Starting at the line that contains "What data populates", reproduce every line through the end of the entries below, with no pictures in the copy.

### Items
***

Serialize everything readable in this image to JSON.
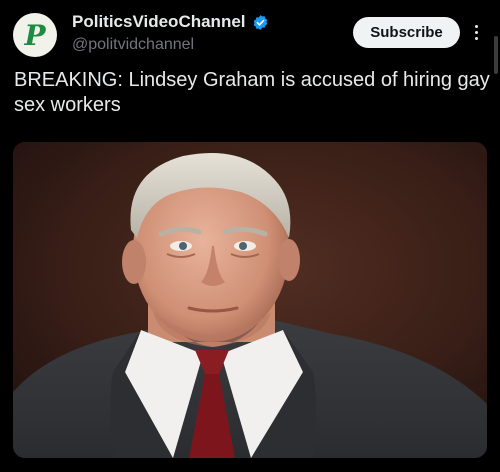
{
  "account": {
    "display_name": "PoliticsVideoChannel",
    "handle": "@politvidchannel",
    "avatar_letter": "P",
    "verified": true
  },
  "actions": {
    "subscribe_label": "Subscribe",
    "more_icon": "more-vertical-icon"
  },
  "post": {
    "text": "BREAKING: Lindsey Graham is accused of hiring gay sex workers"
  },
  "media": {
    "description_icon": "video-thumbnail"
  },
  "colors": {
    "background": "#000000",
    "text_primary": "#e7e9ea",
    "text_secondary": "#71767b",
    "verified_blue": "#1d9bf0",
    "avatar_green": "#1f8a43",
    "button_bg": "#eff3f4"
  }
}
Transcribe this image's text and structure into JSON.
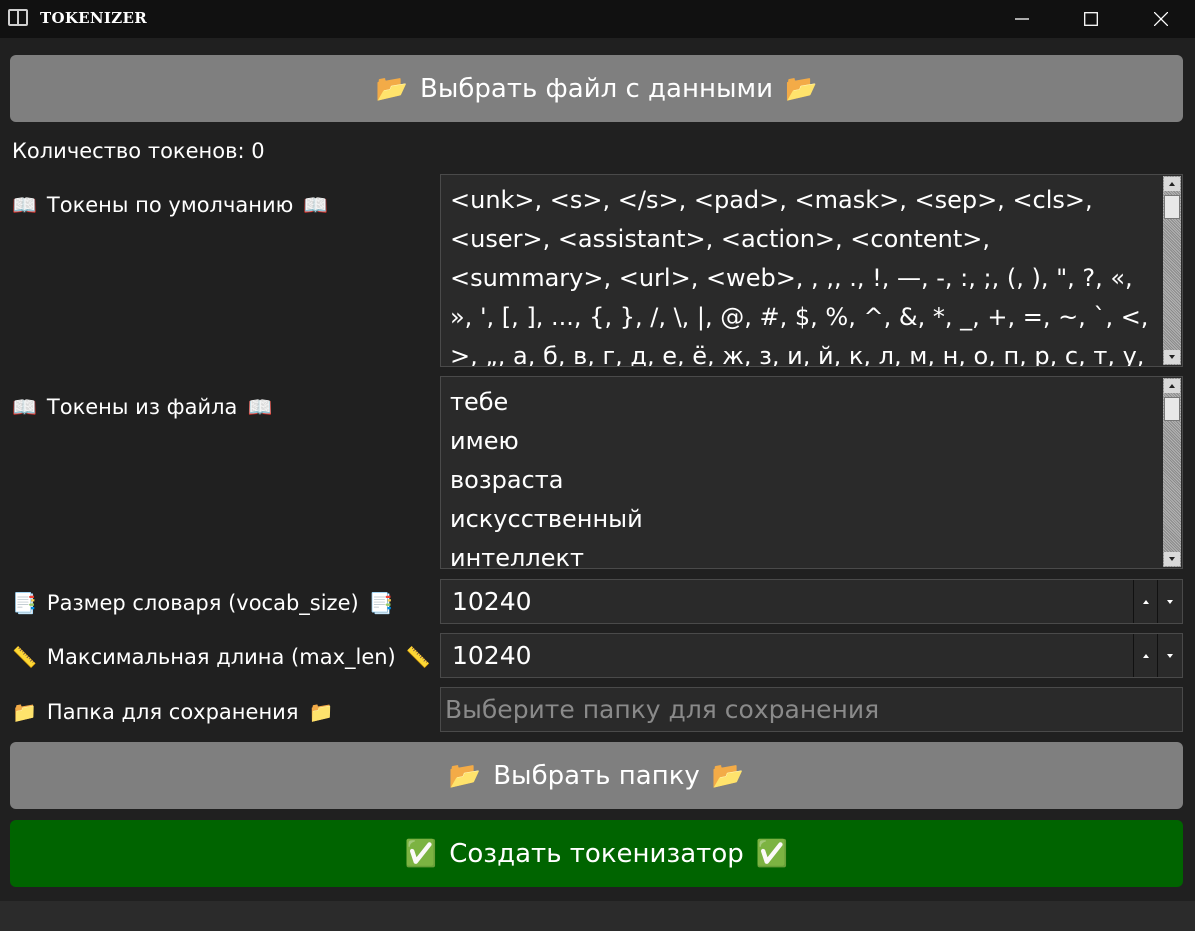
{
  "window": {
    "title": "TOKENIZER",
    "controls": {
      "minimize": "minimize-icon",
      "maximize": "maximize-icon",
      "close": "close-icon"
    }
  },
  "actions": {
    "select_file": {
      "icon": "📂",
      "label": "Выбрать файл с данными"
    },
    "select_folder": {
      "icon": "📂",
      "label": "Выбрать папку"
    },
    "create_tokenizer": {
      "icon": "✅",
      "label": "Создать токенизатор"
    }
  },
  "token_count": {
    "text": "Количество токенов: 0"
  },
  "default_tokens": {
    "icon": "📖",
    "label": "Токены по умолчанию",
    "text": "<unk>, <s>, </s>, <pad>, <mask>, <sep>, <cls>, <user>, <assistant>, <action>, <content>, <summary>, <url>, <web>,  , ,, ., !, —, -, :, ;, (, ), \", ?, «, », ', [, ], ..., {, }, /, \\, |, @, #, $, %, ^, &, *, _, +, =, ~, `, <, >, „, а, б, в, г, д, е, ё, ж, з, и, й, к, л, м, н, о, п, р, с, т, у, ф, х, ц, ч, ш, щ, ъ, ы"
  },
  "file_tokens": {
    "icon": "📖",
    "label": "Токены из файла",
    "items": [
      "тебе",
      "имею",
      "возраста",
      "искусственный",
      "интеллект"
    ]
  },
  "vocab_size": {
    "icon": "📑",
    "label": "Размер словаря (vocab_size)",
    "value": "10240"
  },
  "max_len": {
    "icon": "📏",
    "label": "Максимальная длина (max_len)",
    "value": "10240"
  },
  "save_folder": {
    "icon": "📁",
    "label": "Папка для сохранения",
    "placeholder": "Выберите папку для сохранения",
    "value": ""
  },
  "colors": {
    "grey_button": "#7f7f7f",
    "green_button": "#006400",
    "background": "#202020",
    "titlebar": "#111111"
  }
}
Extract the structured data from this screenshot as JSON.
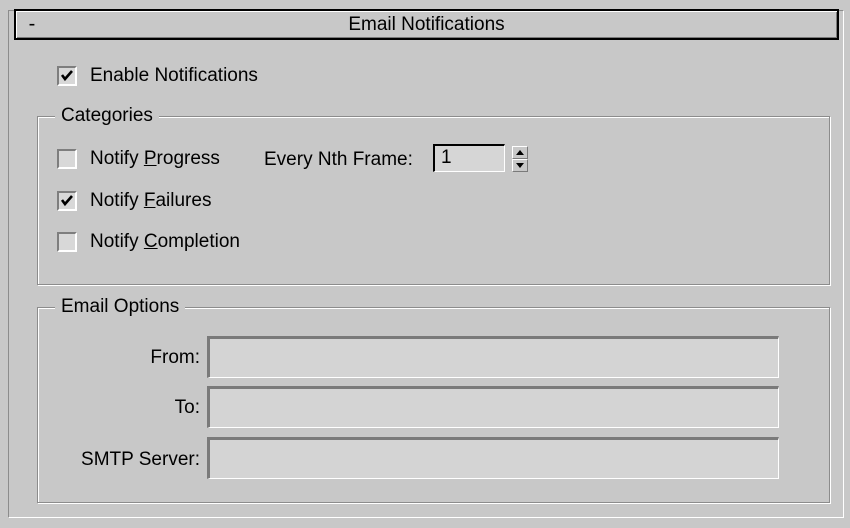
{
  "rollout": {
    "collapse_symbol": "-",
    "title": "Email Notifications"
  },
  "enable_notifications": {
    "label": "Enable Notifications",
    "checked": true
  },
  "categories": {
    "legend": "Categories",
    "notify_progress": {
      "label_pre": "Notify ",
      "label_accel": "P",
      "label_post": "rogress",
      "checked": false
    },
    "every_nth_frame": {
      "label": "Every Nth Frame:",
      "value": "1"
    },
    "notify_failures": {
      "label_pre": "Notify ",
      "label_accel": "F",
      "label_post": "ailures",
      "checked": true
    },
    "notify_completion": {
      "label_pre": "Notify ",
      "label_accel": "C",
      "label_post": "ompletion",
      "checked": false
    }
  },
  "email_options": {
    "legend": "Email Options",
    "from": {
      "label": "From:",
      "value": ""
    },
    "to": {
      "label": "To:",
      "value": ""
    },
    "smtp_server": {
      "label": "SMTP Server:",
      "value": ""
    }
  },
  "colors": {
    "panel": "#c8c8c8",
    "field": "#d4d4d4",
    "shadow": "#7a7a7a",
    "highlight": "#ffffff"
  }
}
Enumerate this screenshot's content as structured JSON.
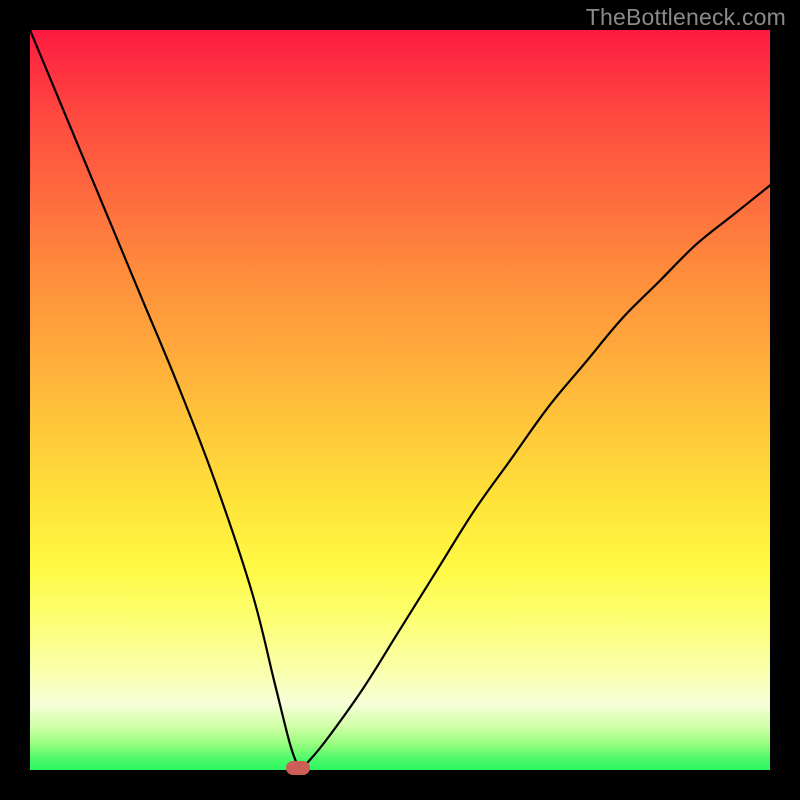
{
  "attribution": "TheBottleneck.com",
  "chart_data": {
    "type": "line",
    "title": "",
    "xlabel": "",
    "ylabel": "",
    "xlim": [
      0,
      100
    ],
    "ylim": [
      0,
      100
    ],
    "legend": false,
    "grid": false,
    "series": [
      {
        "name": "bottleneck-curve",
        "x": [
          0,
          5,
          10,
          15,
          20,
          25,
          30,
          33,
          35,
          36,
          36.5,
          37.5,
          40,
          45,
          50,
          55,
          60,
          65,
          70,
          75,
          80,
          85,
          90,
          95,
          100
        ],
        "values": [
          100,
          88,
          76,
          64,
          52,
          39,
          24,
          12,
          4,
          1,
          0,
          1,
          4,
          11,
          19,
          27,
          35,
          42,
          49,
          55,
          61,
          66,
          71,
          75,
          79
        ]
      }
    ],
    "marker": {
      "x": 36.2,
      "y": 0
    },
    "background_gradient": {
      "top": "#fe1a41",
      "mid": "#ffe439",
      "bottom": "#2cf75e"
    },
    "frame_color": "#000000"
  }
}
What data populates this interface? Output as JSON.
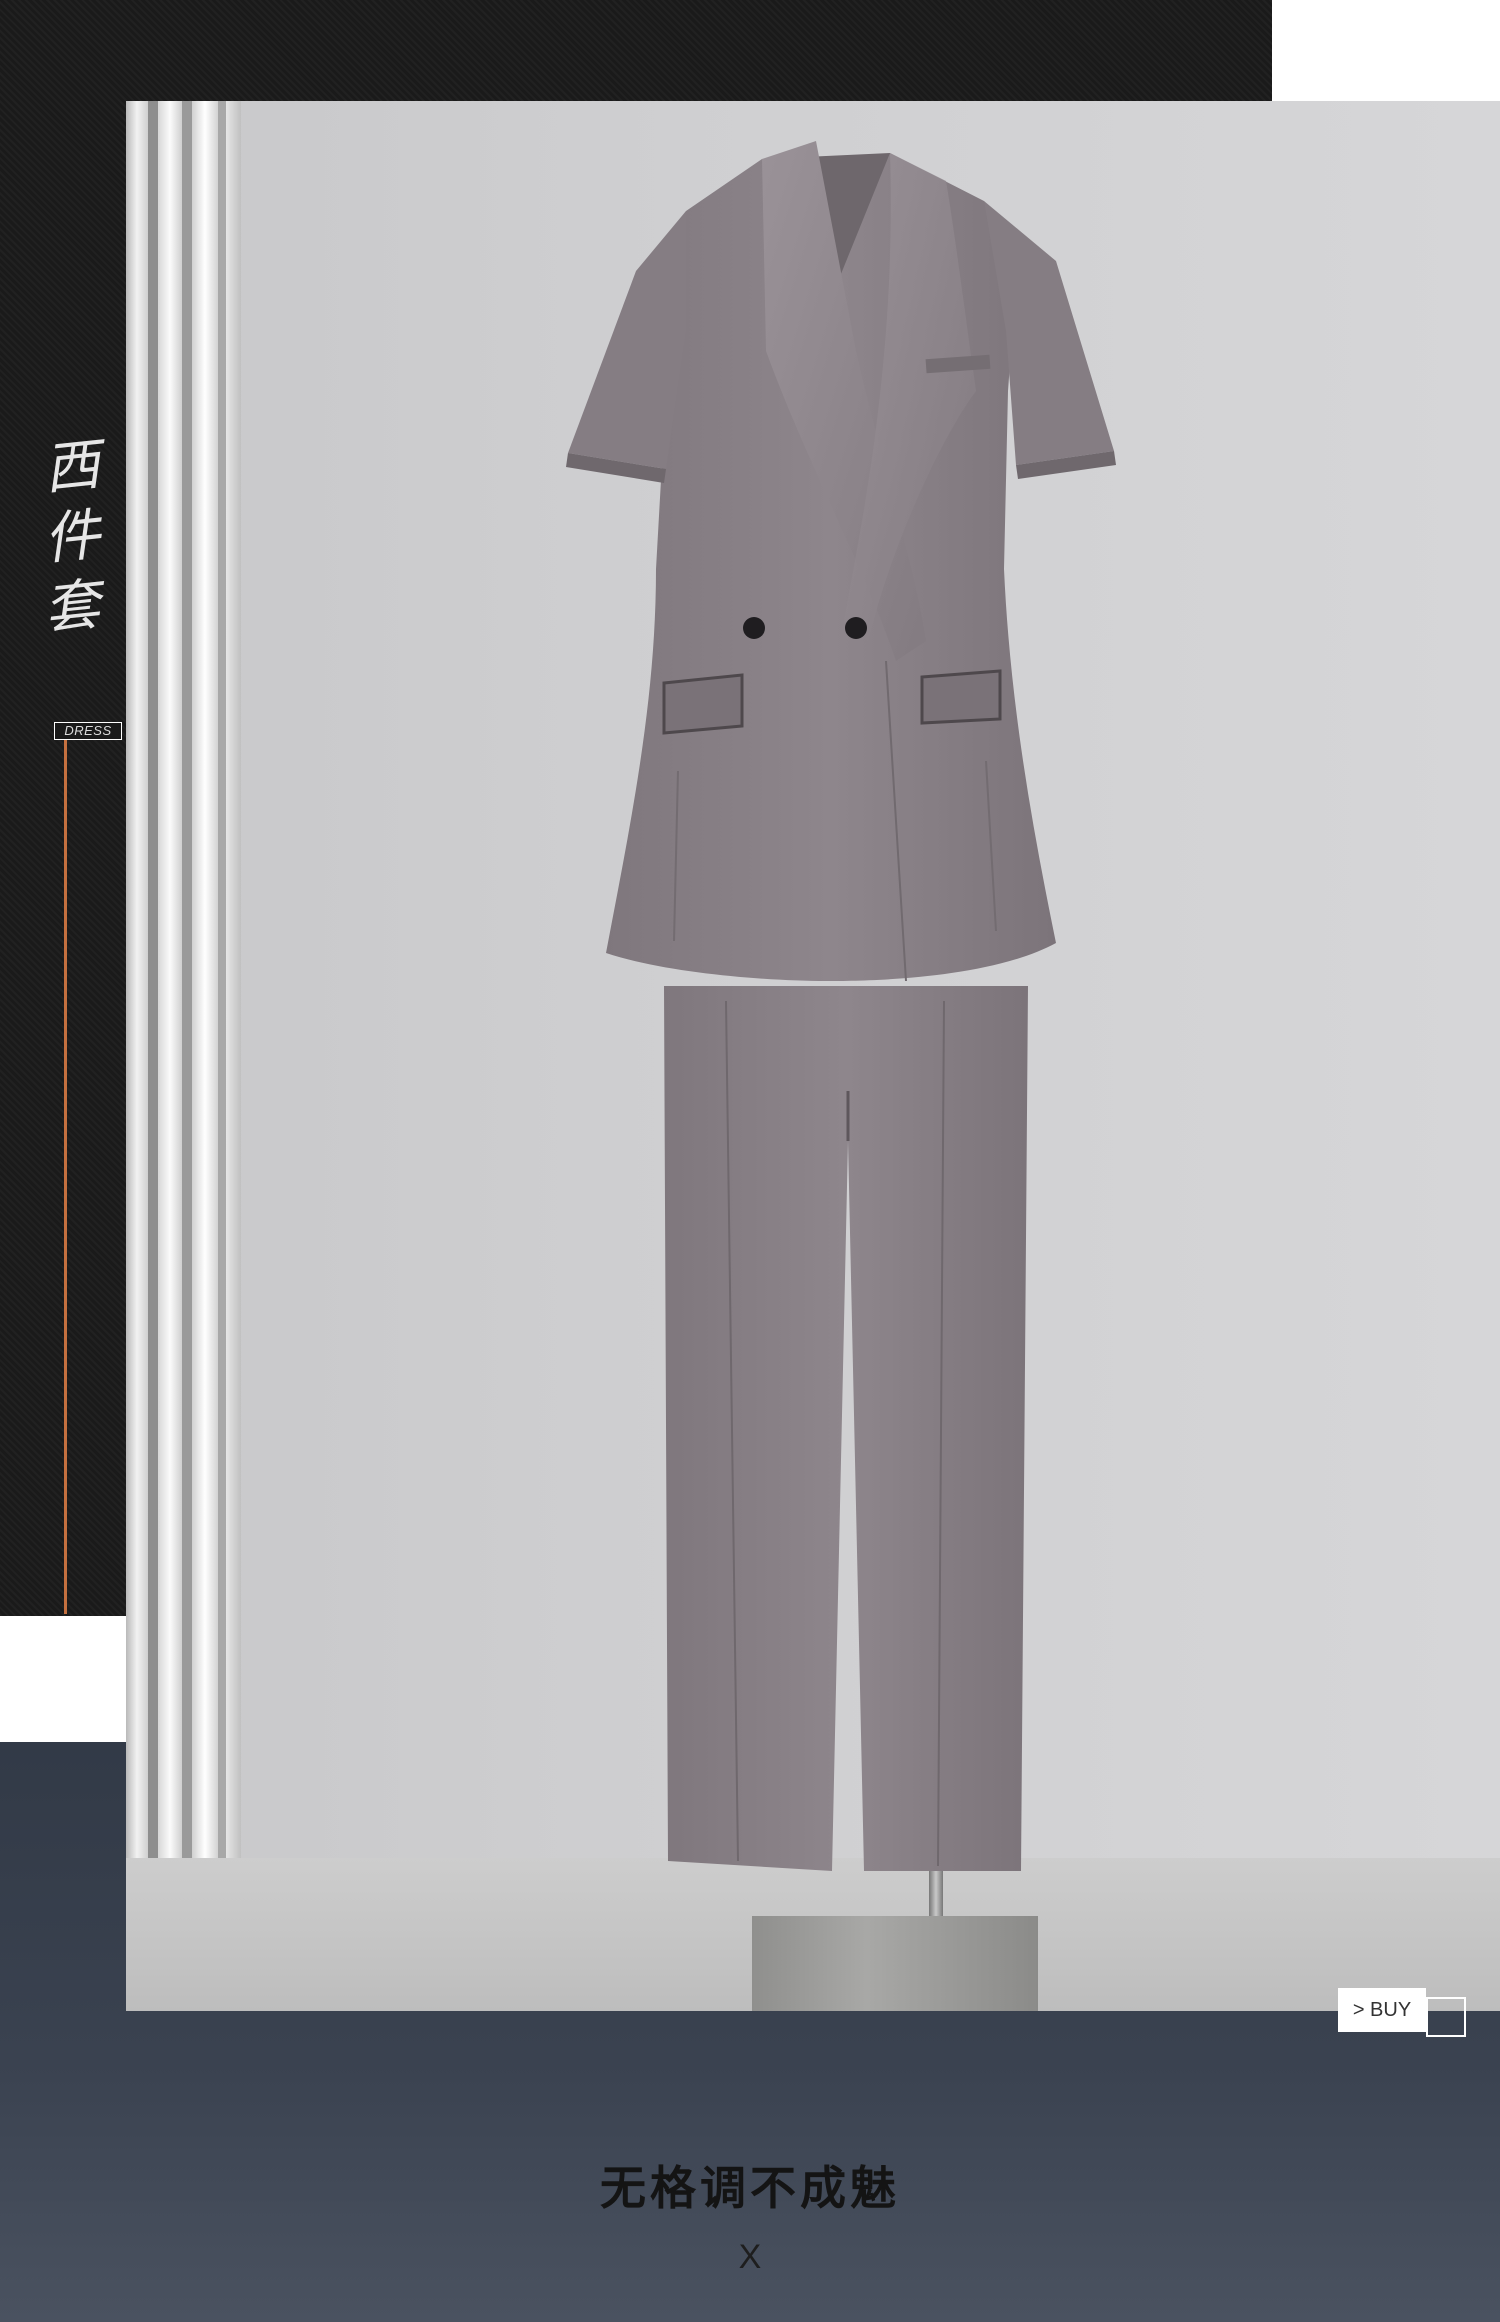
{
  "side_title": [
    "西",
    "件",
    "套"
  ],
  "dress_tag": "DRESS",
  "buy_button": {
    "label": "> BUY"
  },
  "slogan": "无格调不成魅",
  "divider_mark": "X",
  "colors": {
    "dark_panel": "#1a1a1a",
    "navy_band": "#353d4a",
    "accent_line": "#c4703f",
    "suit_fabric": "#8b8389"
  }
}
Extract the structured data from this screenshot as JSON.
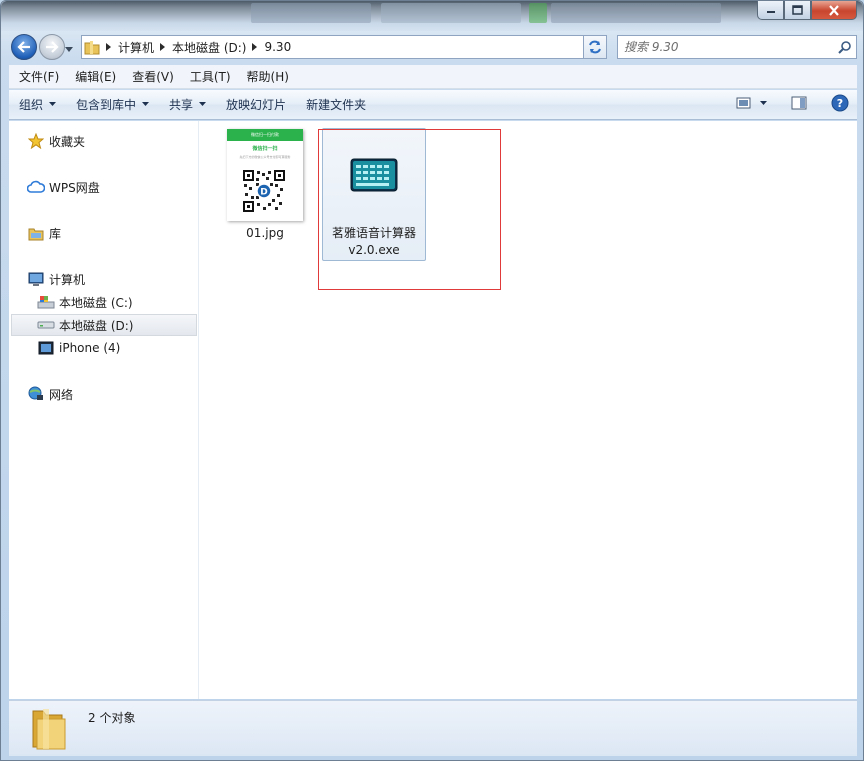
{
  "window": {
    "search_placeholder": "搜索 9.30"
  },
  "breadcrumb": [
    "计算机",
    "本地磁盘 (D:)",
    "9.30"
  ],
  "menubar": [
    "文件(F)",
    "编辑(E)",
    "查看(V)",
    "工具(T)",
    "帮助(H)"
  ],
  "toolbar": {
    "organize": "组织",
    "include_in_library": "包含到库中",
    "share": "共享",
    "slideshow": "放映幻灯片",
    "new_folder": "新建文件夹"
  },
  "nav": {
    "favorites": "收藏夹",
    "wps": "WPS网盘",
    "libraries": "库",
    "computer": "计算机",
    "drive_c": "本地磁盘 (C:)",
    "drive_d": "本地磁盘 (D:)",
    "iphone": "iPhone (4)",
    "network": "网络"
  },
  "files": [
    {
      "name": "01.jpg",
      "type": "image",
      "thumb_header": "微信扫一扫付款",
      "thumb_title": "微信扫一扫",
      "thumb_caption": "先扫下方的微信公众号支付即可算服务"
    },
    {
      "name_line1": "茗雅语音计算器",
      "name_line2": "v2.0.exe",
      "type": "exe"
    }
  ],
  "status": {
    "count_text": "2 个对象"
  },
  "colors": {
    "accent": "#1f5fb8",
    "selection_border": "#9fb8d4",
    "annotation_red": "#e03a3a",
    "wechat_green": "#2bb24c"
  }
}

***

### Solution for this task
What data populates this interface? Output as JSON.
{
  "side_title": [
    "西",
    "件",
    "套"
  ],
  "dress_tag": "DRESS",
  "buy_button": {
    "label": "> BUY"
  },
  "slogan": "无格调不成魅",
  "divider_mark": "X",
  "colors": {
    "dark_panel": "#1a1a1a",
    "navy_band": "#353d4a",
    "accent_line": "#c4703f",
    "suit_fabric": "#8b8389"
  }
}
Extract the structured data from this screenshot as JSON.
{
  "window": {
    "search_placeholder": "搜索 9.30"
  },
  "breadcrumb": [
    "计算机",
    "本地磁盘 (D:)",
    "9.30"
  ],
  "menubar": [
    "文件(F)",
    "编辑(E)",
    "查看(V)",
    "工具(T)",
    "帮助(H)"
  ],
  "toolbar": {
    "organize": "组织",
    "include_in_library": "包含到库中",
    "share": "共享",
    "slideshow": "放映幻灯片",
    "new_folder": "新建文件夹"
  },
  "nav": {
    "favorites": "收藏夹",
    "wps": "WPS网盘",
    "libraries": "库",
    "computer": "计算机",
    "drive_c": "本地磁盘 (C:)",
    "drive_d": "本地磁盘 (D:)",
    "iphone": "iPhone (4)",
    "network": "网络"
  },
  "files": [
    {
      "name": "01.jpg",
      "type": "image",
      "thumb_header": "微信扫一扫付款",
      "thumb_title": "微信扫一扫",
      "thumb_caption": "先扫下方的微信公众号支付即可算服务"
    },
    {
      "name_line1": "茗雅语音计算器",
      "name_line2": "v2.0.exe",
      "type": "exe"
    }
  ],
  "status": {
    "count_text": "2 个对象"
  },
  "colors": {
    "accent": "#1f5fb8",
    "selection_border": "#9fb8d4",
    "annotation_red": "#e03a3a",
    "wechat_green": "#2bb24c"
  }
}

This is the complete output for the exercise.